→ **ESTRATTO DEL DOCUMENTO**
+ + + + + + +

Posté par atempodiblog le 23 septembre 2011

salvo d'acquisto

Il sacrificio della propria giovane vita per salvare altri innocenti: questa la risposta di un cristiano che ha saputo vivere in grado eroico la virtù della carità. Non a parole: né a parole vuote e ipocrite, né a parole di ribellione sociale, né a parole di odio o retorica politica.
Di fronte alla barbara violenza del totalitarismo, Salvo D’Acquisto seppe opporre un gesto di suprema carità cristiana, che gli ha regalato il privilegio di rimanere un esempio imperituro per ogni uomo di buona volontà.
Il 4 novembre 1983 è stato insediato il Tribunale Ecclesiastico chiamato a decidere sulla causa di beatificazione del vice brigadiere dei Carabinieri Salvo D’Acquisto.
Poche settimane prima, l’allora Ordinario Militare d’Italia, Monsignor Gaetano Bonicelli, nell’omelia pronunciata durante la Santa Messa celebrata in occasione del 40° anniversario della morte del giovane militare, ebbe a dire: «Salvo D’Acquisto ha fatto il suo dovere in grado eroico, ben oltre quello che il regolamento gli chiedeva. Ma perché lo ha fatto? Forse, in quel momento tragico, gli sono risuonate nel cuore le parole di Cristo “non c’è amore più grande che dare la vita per chi si ama”. Ma anche se la memoria del testo evangelico non l’avesse aiutato, la forte educazione cristiana ricevuta in famiglia e nella scuola gli ha fatto cogliere l’essenziale del Vangelo che non è declamazione di parole, pur belle e sublimi, ma testimonianza di vita».
Chi era questo eroico carabiniere, la cui vicenda ha da sempre commosso gli animi e al quale in molte città d’Italia è stata dedicata una via, una piazza o una caserma?

Un sacrificio eroico
Nato a Napoli il 17 ottobre 1920, D’Acquisto si era arruolato volontariamente nell’Arma dei Carabinieri nell’agosto del 1939, e dopo aver trascorso un periodo di servizio a Tripoli, nel settembre del 1942 cominciò a frequentare la Scuola Centrale Carabinieri di Firenze, dalla quale uscì pochi mesi più tardi col grado di vice brigadiere.
Alla fine di dicembre di quello stesso anno, venne destinato alla stazione di Torrimpietra, a una trentina di chilometri da Roma. Poco lontano di lì, nella Torre di Palidoro, in una caserma abbandonata della Guardia di Finanza, si era installato un reparto di SS: la sera del 22 settembre 1943, alcuni soldati tedeschi, rovistando in una cassa, provocarono lo scoppio di un ordigno che causò la morte di uno di loro e il ferimento di altri due.
Convinti della responsabilità dei partigiani, i nazisti decisero di procedere a una rappresaglia, e nonostante D’Acquisto si adoperasse per farli recedere da tale intenzione, vennero rastrellati e avviati verso il luogo dell’esecuzione ventidue cittadini innocenti.

+ + + + + + +

→ **ATTIVITÀ PROPOSTE**
A) Secondo l'estratto, in che data è nato Salvo D'Acquisto?
B) In base all'estratto, spiega perché i nazisti decisero di procedere a una rappresaglia.
C) Per favore, ricopia dall'estratto il passo da "Posté par atempodiblog" a "di buona volontà.".
I dati riportati qui di seguito non hanno alcun legame con l'estratto.

+ + + + + + +

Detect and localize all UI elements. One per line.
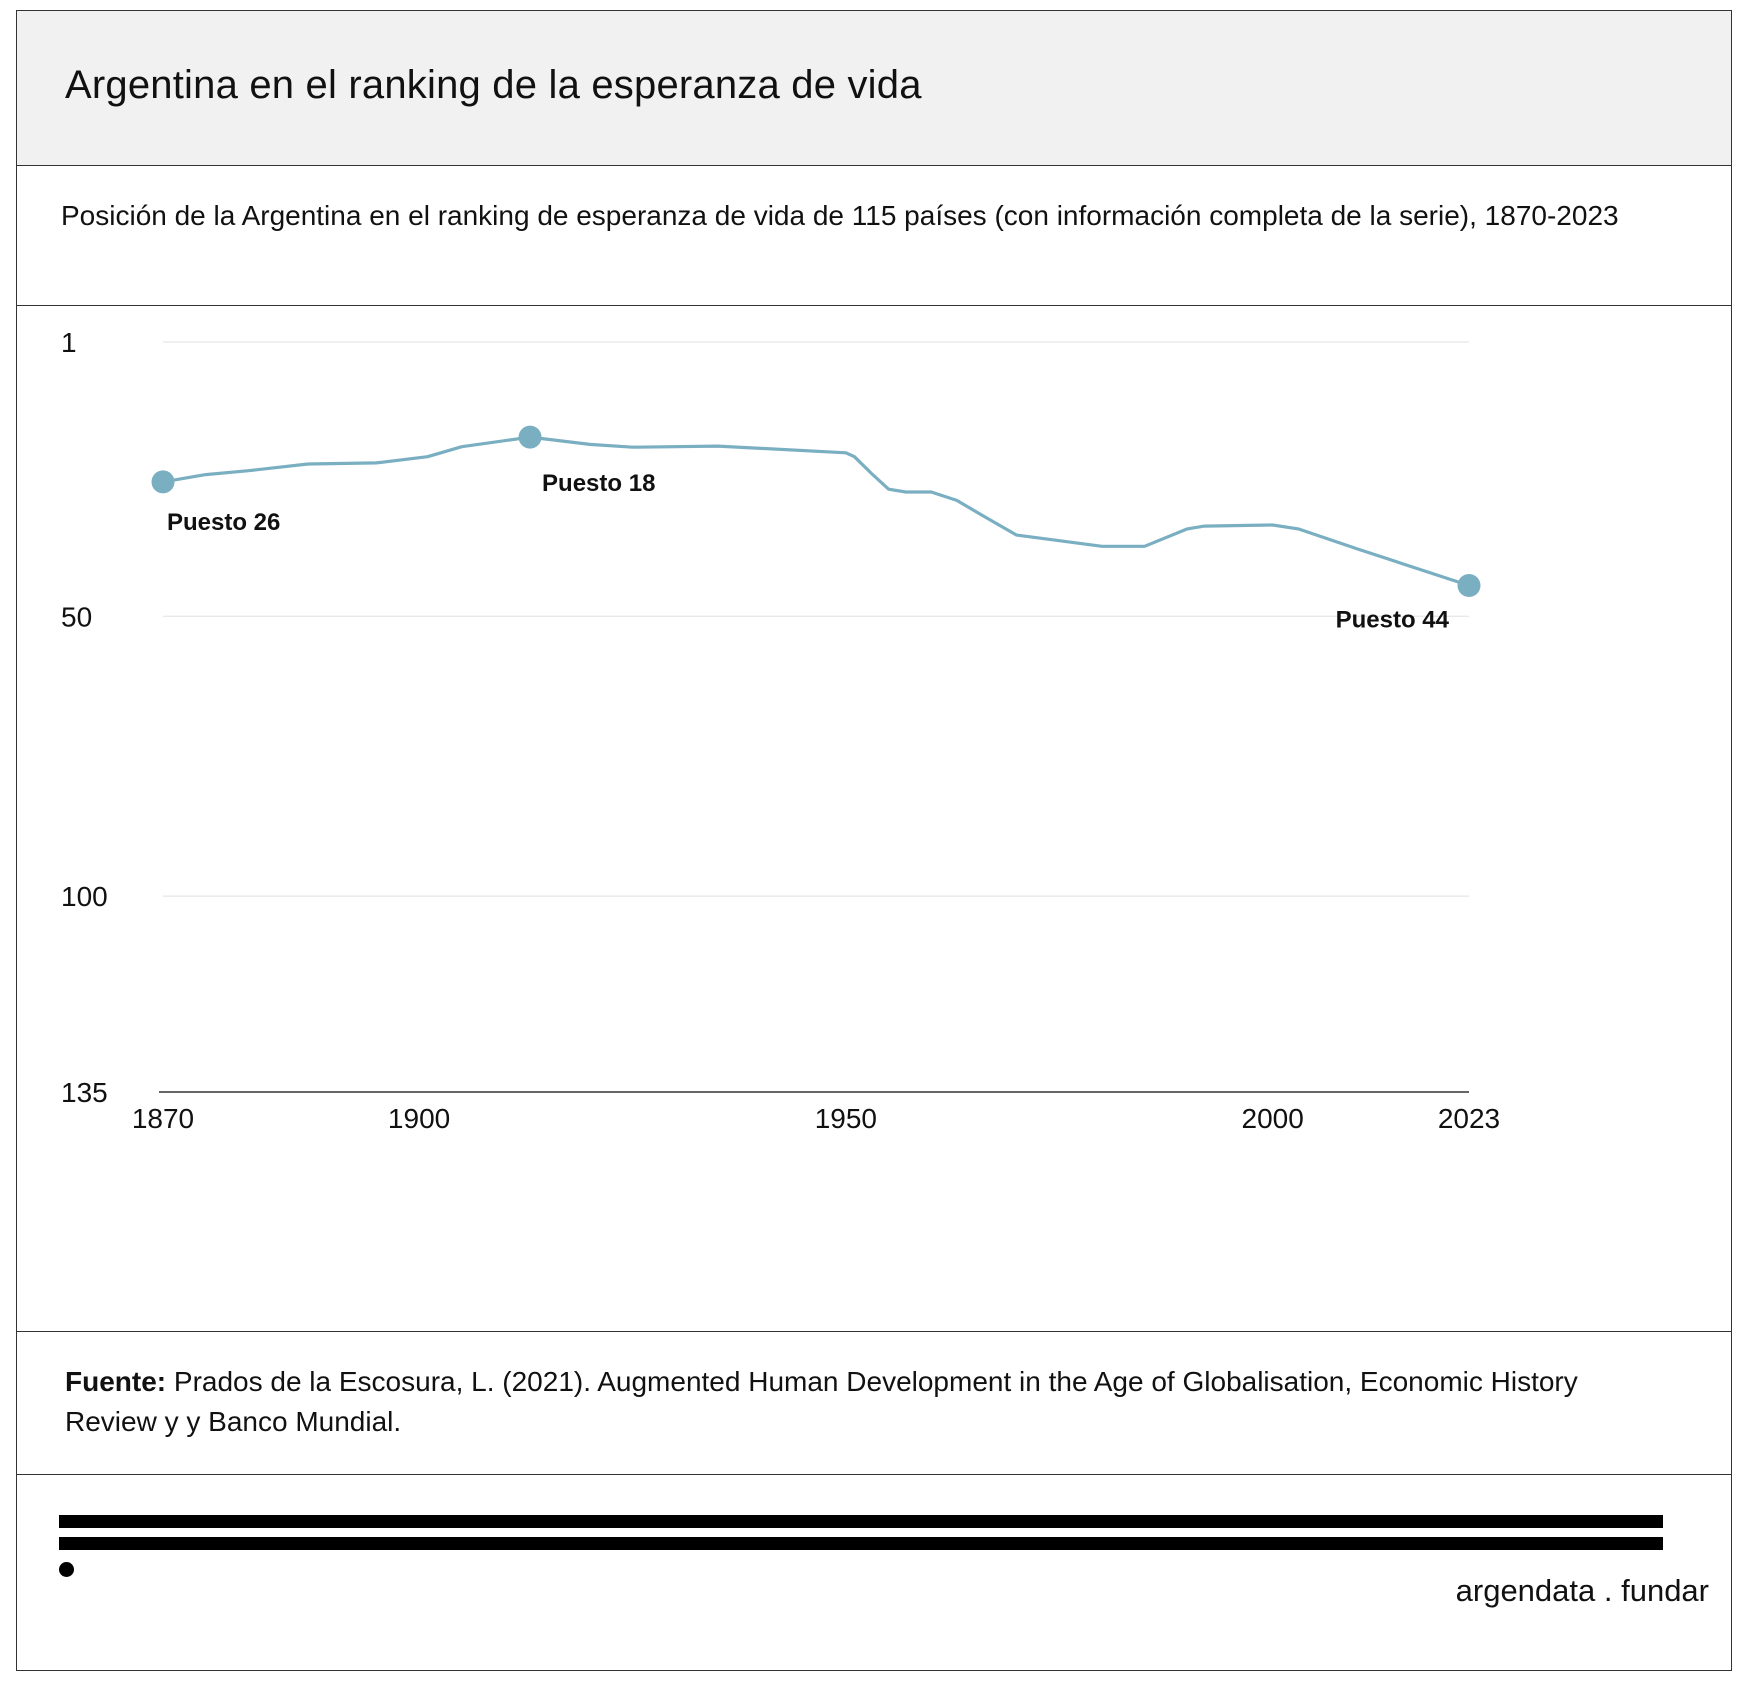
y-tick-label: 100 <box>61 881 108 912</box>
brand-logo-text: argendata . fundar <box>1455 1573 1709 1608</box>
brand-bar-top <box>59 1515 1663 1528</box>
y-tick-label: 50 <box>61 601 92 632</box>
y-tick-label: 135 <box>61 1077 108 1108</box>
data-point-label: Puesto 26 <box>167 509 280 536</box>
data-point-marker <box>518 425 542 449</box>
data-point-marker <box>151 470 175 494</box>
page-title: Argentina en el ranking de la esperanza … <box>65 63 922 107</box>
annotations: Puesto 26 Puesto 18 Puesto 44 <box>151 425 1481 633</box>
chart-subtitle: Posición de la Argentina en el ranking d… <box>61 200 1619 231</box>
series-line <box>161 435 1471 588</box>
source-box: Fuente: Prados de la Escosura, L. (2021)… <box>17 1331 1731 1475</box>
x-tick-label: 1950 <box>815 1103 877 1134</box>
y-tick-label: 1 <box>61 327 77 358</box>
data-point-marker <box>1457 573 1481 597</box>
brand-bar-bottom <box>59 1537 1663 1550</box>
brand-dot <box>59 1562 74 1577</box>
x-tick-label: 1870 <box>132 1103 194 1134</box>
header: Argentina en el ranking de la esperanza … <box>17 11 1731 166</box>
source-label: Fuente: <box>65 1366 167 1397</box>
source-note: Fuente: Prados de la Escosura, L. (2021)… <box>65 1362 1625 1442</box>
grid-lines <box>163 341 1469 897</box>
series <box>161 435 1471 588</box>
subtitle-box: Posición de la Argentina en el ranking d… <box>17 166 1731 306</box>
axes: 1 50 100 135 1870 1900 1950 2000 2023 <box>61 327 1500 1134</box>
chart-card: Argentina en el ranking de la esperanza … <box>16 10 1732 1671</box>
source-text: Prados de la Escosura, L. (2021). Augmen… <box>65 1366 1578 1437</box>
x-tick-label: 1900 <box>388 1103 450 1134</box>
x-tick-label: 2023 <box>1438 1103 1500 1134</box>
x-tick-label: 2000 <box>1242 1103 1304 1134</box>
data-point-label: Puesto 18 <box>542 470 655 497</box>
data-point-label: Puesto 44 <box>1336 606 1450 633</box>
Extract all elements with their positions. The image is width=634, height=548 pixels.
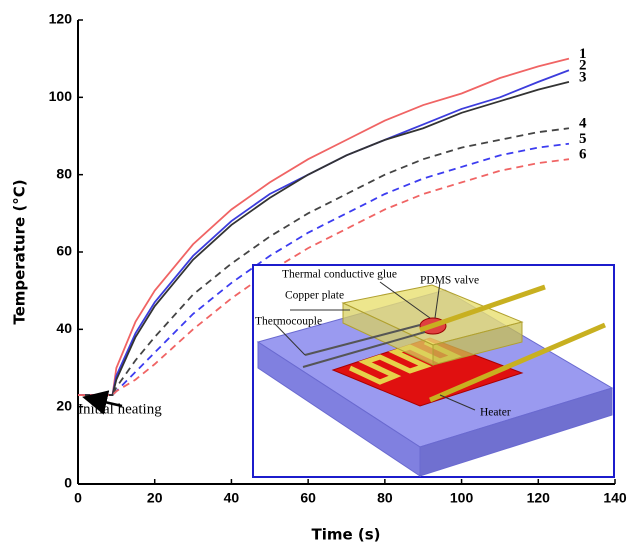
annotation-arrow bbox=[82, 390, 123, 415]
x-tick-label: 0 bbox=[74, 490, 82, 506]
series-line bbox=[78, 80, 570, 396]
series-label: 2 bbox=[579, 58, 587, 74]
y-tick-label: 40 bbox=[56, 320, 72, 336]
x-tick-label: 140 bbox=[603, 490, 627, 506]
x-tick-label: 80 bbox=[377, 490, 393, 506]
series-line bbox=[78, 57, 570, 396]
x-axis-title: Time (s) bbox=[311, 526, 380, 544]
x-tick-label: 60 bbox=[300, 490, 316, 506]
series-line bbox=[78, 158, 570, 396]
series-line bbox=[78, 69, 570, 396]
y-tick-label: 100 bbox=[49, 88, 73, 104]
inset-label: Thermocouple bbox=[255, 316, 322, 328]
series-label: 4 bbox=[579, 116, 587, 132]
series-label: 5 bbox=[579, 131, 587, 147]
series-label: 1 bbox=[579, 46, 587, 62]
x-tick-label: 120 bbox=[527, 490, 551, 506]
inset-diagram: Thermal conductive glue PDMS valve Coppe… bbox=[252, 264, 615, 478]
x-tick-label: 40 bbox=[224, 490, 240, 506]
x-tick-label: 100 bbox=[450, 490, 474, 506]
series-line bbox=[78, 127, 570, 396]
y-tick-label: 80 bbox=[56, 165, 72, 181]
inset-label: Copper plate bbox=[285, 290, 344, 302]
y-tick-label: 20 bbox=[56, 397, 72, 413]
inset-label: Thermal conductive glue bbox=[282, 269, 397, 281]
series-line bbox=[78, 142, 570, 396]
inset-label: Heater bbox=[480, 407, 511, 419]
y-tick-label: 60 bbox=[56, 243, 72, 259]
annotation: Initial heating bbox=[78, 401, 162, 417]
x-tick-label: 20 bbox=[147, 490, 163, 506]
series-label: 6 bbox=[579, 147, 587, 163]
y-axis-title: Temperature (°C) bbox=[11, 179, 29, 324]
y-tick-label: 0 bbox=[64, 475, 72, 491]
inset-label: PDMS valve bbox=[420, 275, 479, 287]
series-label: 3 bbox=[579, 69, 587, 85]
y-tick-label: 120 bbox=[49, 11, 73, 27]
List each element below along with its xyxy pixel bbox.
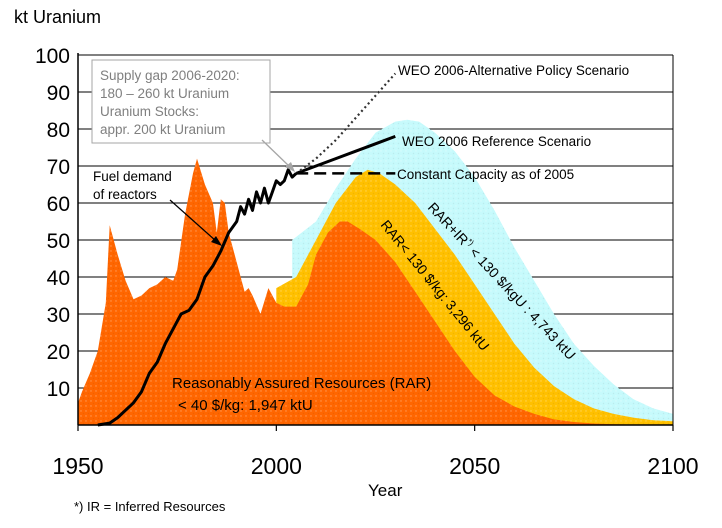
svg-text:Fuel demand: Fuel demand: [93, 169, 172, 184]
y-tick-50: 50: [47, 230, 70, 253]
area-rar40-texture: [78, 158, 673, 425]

+ + + + + + +

→ **LE RISPOSTE**
A) Il 17 ottobre 1920.

B) I nazisti erano convinti che i partigiani fossero responsabili dello scoppio dell'ordigno avvenuto la sera del 22 settembre 1943 nella Torre di Palidoro. L'esplosione aveva causato la morte di un soldato tedesco e il ferimento di altri due, benché l'ordigno fosse stato fatto scoppiare dagli stessi soldati mentre rovistavano in una cassa.

C)
Posté par atempodiblog le 23 septembre 2011

salvo d'acquisto

Il sacrificio della propria giovane vita per salvare altri innocenti: questa la risposta di un cristiano che ha saputo vivere in grado eroico la virtù della carità. Non a parole: né a parole vuote e ipocrite, né a parole di ribellione sociale, né a parole di odio o retorica politica.
Di fronte alla barbara violenza del totalitarismo, Salvo D’Acquisto seppe opporre un gesto di suprema carità cristiana, che gli ha regalato il privilegio di rimanere un esempio imperituro per ogni uomo di buona volontà.